→ SUPPLIED ENTRIES:
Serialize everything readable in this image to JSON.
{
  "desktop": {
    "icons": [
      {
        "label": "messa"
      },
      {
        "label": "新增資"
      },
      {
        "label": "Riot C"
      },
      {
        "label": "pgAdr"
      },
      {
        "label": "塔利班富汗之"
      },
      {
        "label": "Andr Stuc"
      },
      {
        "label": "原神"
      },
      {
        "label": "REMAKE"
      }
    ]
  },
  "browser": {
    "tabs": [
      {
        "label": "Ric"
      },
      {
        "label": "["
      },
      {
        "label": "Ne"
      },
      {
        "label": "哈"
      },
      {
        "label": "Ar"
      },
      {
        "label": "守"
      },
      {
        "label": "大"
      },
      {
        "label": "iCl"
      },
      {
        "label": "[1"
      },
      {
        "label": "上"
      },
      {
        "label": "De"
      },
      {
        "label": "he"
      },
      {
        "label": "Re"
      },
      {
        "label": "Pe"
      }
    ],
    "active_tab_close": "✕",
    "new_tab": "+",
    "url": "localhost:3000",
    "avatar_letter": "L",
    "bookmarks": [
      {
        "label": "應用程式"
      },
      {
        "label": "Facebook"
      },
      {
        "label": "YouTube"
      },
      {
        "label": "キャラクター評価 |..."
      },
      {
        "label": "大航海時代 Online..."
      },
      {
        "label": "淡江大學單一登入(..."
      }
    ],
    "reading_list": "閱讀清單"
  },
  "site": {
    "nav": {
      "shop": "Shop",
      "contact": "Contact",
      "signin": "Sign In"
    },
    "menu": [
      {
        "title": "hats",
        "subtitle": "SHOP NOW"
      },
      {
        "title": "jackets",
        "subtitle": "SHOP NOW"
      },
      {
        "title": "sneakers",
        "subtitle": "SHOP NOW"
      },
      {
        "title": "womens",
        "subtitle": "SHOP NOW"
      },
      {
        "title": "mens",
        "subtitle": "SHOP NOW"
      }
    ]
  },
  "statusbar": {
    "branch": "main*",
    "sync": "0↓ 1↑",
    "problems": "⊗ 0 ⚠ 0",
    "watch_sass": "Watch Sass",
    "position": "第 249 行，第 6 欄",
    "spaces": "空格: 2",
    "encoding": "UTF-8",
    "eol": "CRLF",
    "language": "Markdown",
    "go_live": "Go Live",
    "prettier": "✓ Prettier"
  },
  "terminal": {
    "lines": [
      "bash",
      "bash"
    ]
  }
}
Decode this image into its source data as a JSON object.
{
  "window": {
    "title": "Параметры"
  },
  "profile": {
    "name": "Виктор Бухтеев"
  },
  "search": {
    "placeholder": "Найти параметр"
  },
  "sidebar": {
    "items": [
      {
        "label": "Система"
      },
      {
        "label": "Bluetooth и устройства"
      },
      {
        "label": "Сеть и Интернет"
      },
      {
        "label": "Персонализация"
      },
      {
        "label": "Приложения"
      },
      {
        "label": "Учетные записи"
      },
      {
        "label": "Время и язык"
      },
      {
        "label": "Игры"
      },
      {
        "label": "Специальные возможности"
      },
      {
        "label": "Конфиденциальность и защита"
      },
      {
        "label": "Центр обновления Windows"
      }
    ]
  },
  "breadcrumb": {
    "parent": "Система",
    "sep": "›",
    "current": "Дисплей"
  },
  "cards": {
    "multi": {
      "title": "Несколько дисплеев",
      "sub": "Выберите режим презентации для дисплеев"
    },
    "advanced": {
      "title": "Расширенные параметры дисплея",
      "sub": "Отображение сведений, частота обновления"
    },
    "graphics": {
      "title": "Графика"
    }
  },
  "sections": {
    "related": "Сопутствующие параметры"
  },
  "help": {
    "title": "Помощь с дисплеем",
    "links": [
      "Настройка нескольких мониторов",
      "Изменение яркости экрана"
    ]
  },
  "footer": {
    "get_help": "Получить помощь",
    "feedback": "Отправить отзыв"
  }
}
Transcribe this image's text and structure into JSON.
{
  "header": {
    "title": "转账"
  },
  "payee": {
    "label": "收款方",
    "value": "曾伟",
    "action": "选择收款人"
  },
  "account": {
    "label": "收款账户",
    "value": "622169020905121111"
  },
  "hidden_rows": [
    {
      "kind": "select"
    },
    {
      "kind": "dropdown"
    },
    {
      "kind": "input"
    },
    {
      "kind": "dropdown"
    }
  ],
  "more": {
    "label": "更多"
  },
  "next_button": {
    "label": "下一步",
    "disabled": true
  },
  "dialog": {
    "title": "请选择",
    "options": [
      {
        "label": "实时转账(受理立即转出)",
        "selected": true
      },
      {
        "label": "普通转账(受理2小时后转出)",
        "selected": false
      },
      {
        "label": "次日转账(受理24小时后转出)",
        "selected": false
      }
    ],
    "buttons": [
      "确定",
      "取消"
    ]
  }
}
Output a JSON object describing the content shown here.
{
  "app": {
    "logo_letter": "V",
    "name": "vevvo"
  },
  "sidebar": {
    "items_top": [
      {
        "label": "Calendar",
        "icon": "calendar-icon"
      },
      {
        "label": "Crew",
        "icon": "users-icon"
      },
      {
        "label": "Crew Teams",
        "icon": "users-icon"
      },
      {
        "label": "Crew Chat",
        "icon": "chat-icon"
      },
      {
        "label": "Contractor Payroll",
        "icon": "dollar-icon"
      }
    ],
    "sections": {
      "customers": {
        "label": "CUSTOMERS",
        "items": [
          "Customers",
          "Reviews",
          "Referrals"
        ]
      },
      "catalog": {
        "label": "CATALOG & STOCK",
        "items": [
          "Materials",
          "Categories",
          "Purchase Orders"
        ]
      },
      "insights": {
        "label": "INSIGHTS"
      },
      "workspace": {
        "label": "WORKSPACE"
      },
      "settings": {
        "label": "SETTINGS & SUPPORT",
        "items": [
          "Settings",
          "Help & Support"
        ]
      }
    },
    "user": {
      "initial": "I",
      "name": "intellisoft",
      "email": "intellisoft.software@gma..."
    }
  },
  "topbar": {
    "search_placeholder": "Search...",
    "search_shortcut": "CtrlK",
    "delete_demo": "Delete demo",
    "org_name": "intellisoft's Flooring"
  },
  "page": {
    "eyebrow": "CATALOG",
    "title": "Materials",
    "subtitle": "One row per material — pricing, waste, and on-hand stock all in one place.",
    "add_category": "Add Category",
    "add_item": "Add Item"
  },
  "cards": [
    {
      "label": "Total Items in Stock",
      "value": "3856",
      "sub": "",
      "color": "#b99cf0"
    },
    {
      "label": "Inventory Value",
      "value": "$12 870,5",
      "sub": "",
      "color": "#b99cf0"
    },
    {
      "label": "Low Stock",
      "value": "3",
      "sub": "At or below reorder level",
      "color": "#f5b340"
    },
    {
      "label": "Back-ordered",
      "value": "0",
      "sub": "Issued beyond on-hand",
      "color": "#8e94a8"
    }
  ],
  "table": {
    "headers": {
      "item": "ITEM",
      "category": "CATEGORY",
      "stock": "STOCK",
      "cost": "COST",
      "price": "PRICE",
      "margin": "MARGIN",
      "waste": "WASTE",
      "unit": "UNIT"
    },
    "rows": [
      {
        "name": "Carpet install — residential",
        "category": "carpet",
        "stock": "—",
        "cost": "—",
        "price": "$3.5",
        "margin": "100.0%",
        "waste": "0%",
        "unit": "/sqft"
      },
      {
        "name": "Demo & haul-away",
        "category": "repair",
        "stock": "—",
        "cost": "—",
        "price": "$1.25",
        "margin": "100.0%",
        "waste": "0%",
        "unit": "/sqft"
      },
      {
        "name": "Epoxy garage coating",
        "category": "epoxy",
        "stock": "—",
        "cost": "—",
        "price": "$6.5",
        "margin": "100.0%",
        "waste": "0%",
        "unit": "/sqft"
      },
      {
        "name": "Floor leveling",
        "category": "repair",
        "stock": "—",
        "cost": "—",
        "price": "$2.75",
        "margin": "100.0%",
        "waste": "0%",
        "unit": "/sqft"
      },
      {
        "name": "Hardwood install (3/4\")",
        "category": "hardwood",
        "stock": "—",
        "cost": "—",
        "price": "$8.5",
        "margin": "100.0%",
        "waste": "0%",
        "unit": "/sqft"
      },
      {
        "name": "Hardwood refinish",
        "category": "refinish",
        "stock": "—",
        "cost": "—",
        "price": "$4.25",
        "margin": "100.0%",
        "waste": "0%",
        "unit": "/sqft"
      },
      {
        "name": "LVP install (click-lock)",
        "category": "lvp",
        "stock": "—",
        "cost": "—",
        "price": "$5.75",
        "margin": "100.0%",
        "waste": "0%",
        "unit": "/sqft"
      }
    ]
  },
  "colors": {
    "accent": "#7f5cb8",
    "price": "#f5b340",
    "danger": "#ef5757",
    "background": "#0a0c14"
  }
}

→ WHAT TO WORK ON: Pull out all lines of the data with the string "intellisoft".

→ EXPECTED ANSWER:
      "name": "intellisoft",
      "email": "intellisoft.software@gma..."
    "org_name": "intellisoft's Flooring"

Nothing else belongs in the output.